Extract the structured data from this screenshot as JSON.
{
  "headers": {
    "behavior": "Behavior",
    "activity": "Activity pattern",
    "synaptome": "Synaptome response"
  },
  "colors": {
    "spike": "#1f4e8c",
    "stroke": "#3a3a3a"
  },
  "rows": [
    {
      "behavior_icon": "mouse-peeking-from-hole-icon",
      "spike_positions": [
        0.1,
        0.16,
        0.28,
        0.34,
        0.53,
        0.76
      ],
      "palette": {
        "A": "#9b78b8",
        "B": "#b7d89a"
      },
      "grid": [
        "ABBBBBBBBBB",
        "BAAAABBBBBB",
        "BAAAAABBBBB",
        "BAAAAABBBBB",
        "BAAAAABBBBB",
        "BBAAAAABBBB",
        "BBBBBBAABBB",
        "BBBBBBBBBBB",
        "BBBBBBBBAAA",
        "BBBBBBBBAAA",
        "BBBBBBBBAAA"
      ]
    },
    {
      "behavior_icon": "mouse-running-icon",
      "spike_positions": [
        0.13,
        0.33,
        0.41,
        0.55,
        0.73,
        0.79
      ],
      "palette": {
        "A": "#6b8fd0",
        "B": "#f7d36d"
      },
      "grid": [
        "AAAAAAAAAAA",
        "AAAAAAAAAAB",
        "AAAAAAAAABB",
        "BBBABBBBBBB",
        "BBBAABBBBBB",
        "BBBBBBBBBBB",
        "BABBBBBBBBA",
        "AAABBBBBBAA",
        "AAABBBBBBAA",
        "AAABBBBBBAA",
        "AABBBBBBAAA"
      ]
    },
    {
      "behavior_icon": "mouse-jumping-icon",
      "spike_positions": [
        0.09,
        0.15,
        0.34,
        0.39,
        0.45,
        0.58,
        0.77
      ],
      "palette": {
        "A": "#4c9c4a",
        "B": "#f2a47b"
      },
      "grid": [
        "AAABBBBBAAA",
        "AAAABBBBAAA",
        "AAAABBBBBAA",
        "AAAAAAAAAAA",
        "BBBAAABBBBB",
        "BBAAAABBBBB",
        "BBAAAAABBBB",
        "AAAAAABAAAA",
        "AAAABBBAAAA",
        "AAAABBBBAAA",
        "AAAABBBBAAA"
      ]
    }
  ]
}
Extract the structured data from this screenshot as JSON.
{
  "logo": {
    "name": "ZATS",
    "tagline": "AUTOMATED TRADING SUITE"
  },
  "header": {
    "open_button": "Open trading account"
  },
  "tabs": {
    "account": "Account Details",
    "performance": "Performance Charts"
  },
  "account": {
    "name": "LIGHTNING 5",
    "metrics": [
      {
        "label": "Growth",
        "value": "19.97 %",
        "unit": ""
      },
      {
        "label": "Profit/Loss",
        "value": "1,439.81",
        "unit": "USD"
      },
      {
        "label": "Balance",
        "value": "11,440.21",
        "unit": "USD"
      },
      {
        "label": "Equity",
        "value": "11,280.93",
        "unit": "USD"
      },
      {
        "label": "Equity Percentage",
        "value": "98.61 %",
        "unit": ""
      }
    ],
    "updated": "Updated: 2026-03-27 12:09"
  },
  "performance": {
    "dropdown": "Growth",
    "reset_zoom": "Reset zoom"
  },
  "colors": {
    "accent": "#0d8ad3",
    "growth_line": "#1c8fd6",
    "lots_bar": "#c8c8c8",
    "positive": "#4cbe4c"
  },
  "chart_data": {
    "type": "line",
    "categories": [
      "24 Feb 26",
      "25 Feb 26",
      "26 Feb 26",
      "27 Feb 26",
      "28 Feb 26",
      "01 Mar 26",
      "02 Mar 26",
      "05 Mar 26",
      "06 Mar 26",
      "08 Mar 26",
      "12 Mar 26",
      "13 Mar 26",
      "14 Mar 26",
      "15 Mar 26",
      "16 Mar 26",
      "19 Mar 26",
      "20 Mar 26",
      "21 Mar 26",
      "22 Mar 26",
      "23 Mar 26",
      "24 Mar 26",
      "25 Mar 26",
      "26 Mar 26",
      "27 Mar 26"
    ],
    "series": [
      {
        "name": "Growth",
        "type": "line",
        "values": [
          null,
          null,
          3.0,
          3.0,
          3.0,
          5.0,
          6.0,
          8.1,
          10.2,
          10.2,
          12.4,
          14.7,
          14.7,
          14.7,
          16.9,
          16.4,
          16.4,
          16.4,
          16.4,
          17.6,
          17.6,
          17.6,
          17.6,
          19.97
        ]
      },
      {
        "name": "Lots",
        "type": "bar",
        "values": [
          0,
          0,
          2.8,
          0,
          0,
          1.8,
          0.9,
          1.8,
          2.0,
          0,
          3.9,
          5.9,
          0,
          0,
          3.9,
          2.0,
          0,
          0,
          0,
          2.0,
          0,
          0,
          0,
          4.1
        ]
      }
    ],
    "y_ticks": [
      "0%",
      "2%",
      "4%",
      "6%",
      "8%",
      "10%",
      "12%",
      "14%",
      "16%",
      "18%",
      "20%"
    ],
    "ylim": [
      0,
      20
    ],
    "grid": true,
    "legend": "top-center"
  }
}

******

# Work to be completed:
Repeat each of the entries above precisely as given.

# Expected answer:
Extract the structured data from this screenshot as JSON.
{
  "headers": {
    "behavior": "Behavior",
    "activity": "Activity pattern",
    "synaptome": "Synaptome response"
  },
  "colors": {
    "spike": "#1f4e8c",
    "stroke": "#3a3a3a"
  },
  "rows": [
    {
      "behavior_icon": "mouse-peeking-from-hole-icon",
      "spike_positions": [
        0.1,
        0.16,
        0.28,
        0.34,
        0.53,
        0.76
      ],
      "palette": {
        "A": "#9b78b8",
        "B": "#b7d89a"
      },
      "grid": [
        "ABBBBBBBBBB",
        "BAAAABBBBBB",
        "BAAAAABBBBB",
        "BAAAAABBBBB",
        "BAAAAABBBBB",
        "BBAAAAABBBB",
        "BBBBBBAABBB",
        "BBBBBBBBBBB",
        "BBBBBBBBAAA",
        "BBBBBBBBAAA",
        "BBBBBBBBAAA"
      ]
    },
    {
      "behavior_icon": "mouse-running-icon",
      "spike_positions": [
        0.13,
        0.33,
        0.41,
        0.55,
        0.73,
        0.79
      ],
      "palette": {
        "A": "#6b8fd0",
        "B": "#f7d36d"
      },
      "grid": [
        "AAAAAAAAAAA",
        "AAAAAAAAAAB",
        "AAAAAAAAABB",
        "BBBABBBBBBB",
        "BBBAABBBBBB",
        "BBBBBBBBBBB",
        "BABBBBBBBBA",
        "AAABBBBBBAA",
        "AAABBBBBBAA",
        "AAABBBBBBAA",
        "AABBBBBBAAA"
      ]
    },
    {
      "behavior_icon": "mouse-jumping-icon",
      "spike_positions": [
        0.09,
        0.15,
        0.34,
        0.39,
        0.45,
        0.58,
        0.77
      ],
      "palette": {
        "A": "#4c9c4a",
        "B": "#f2a47b"
      },
      "grid": [
        "AAABBBBBAAA",
        "AAAABBBBAAA",
        "AAAABBBBBAA",
        "AAAAAAAAAAA",
        "BBBAAABBBBB",
        "BBAAAABBBBB",
        "BBAAAAABBBB",
        "AAAAAABAAAA",
        "AAAABBBAAAA",
        "AAAABBBBAAA",
        "AAAABBBBAAA"
      ]
    }
  ]
}
Extract the structured data from this screenshot as JSON.
{
  "logo": {
    "name": "ZATS",
    "tagline": "AUTOMATED TRADING SUITE"
  },
  "header": {
    "open_button": "Open trading account"
  },
  "tabs": {
    "account": "Account Details",
    "performance": "Performance Charts"
  },
  "account": {
    "name": "LIGHTNING 5",
    "metrics": [
      {
        "label": "Growth",
        "value": "19.97 %",
        "unit": ""
      },
      {
        "label": "Profit/Loss",
        "value": "1,439.81",
        "unit": "USD"
      },
      {
        "label": "Balance",
        "value": "11,440.21",
        "unit": "USD"
      },
      {
        "label": "Equity",
        "value": "11,280.93",
        "unit": "USD"
      },
      {
        "label": "Equity Percentage",
        "value": "98.61 %",
        "unit": ""
      }
    ],
    "updated": "Updated: 2026-03-27 12:09"
  },
  "performance": {
    "dropdown": "Growth",
    "reset_zoom": "Reset zoom"
  },
  "colors": {
    "accent": "#0d8ad3",
    "growth_line": "#1c8fd6",
    "lots_bar": "#c8c8c8",
    "positive": "#4cbe4c"
  },
  "chart_data": {
    "type": "line",
    "categories": [
      "24 Feb 26",
      "25 Feb 26",
      "26 Feb 26",
      "27 Feb 26",
      "28 Feb 26",
      "01 Mar 26",
      "02 Mar 26",
      "05 Mar 26",
      "06 Mar 26",
      "08 Mar 26",
      "12 Mar 26",
      "13 Mar 26",
      "14 Mar 26",
      "15 Mar 26",
      "16 Mar 26",
      "19 Mar 26",
      "20 Mar 26",
      "21 Mar 26",
      "22 Mar 26",
      "23 Mar 26",
      "24 Mar 26",
      "25 Mar 26",
      "26 Mar 26",
      "27 Mar 26"
    ],
    "series": [
      {
        "name": "Growth",
        "type": "line",
        "values": [
          null,
          null,
          3.0,
          3.0,
          3.0,
          5.0,
          6.0,
          8.1,
          10.2,
          10.2,
          12.4,
          14.7,
          14.7,
          14.7,
          16.9,
          16.4,
          16.4,
          16.4,
          16.4,
          17.6,
          17.6,
          17.6,
          17.6,
          19.97
        ]
      },
      {
        "name": "Lots",
        "type": "bar",
        "values": [
          0,
          0,
          2.8,
          0,
          0,
          1.8,
          0.9,
          1.8,
          2.0,
          0,
          3.9,
          5.9,
          0,
          0,
          3.9,
          2.0,
          0,
          0,
          0,
          2.0,
          0,
          0,
          0,
          4.1
        ]
      }
    ],
    "y_ticks": [
      "0%",
      "2%",
      "4%",
      "6%",
      "8%",
      "10%",
      "12%",
      "14%",
      "16%",
      "18%",
      "20%"
    ],
    "ylim": [
      0,
      20
    ],
    "grid": true,
    "legend": "top-center"
  }
}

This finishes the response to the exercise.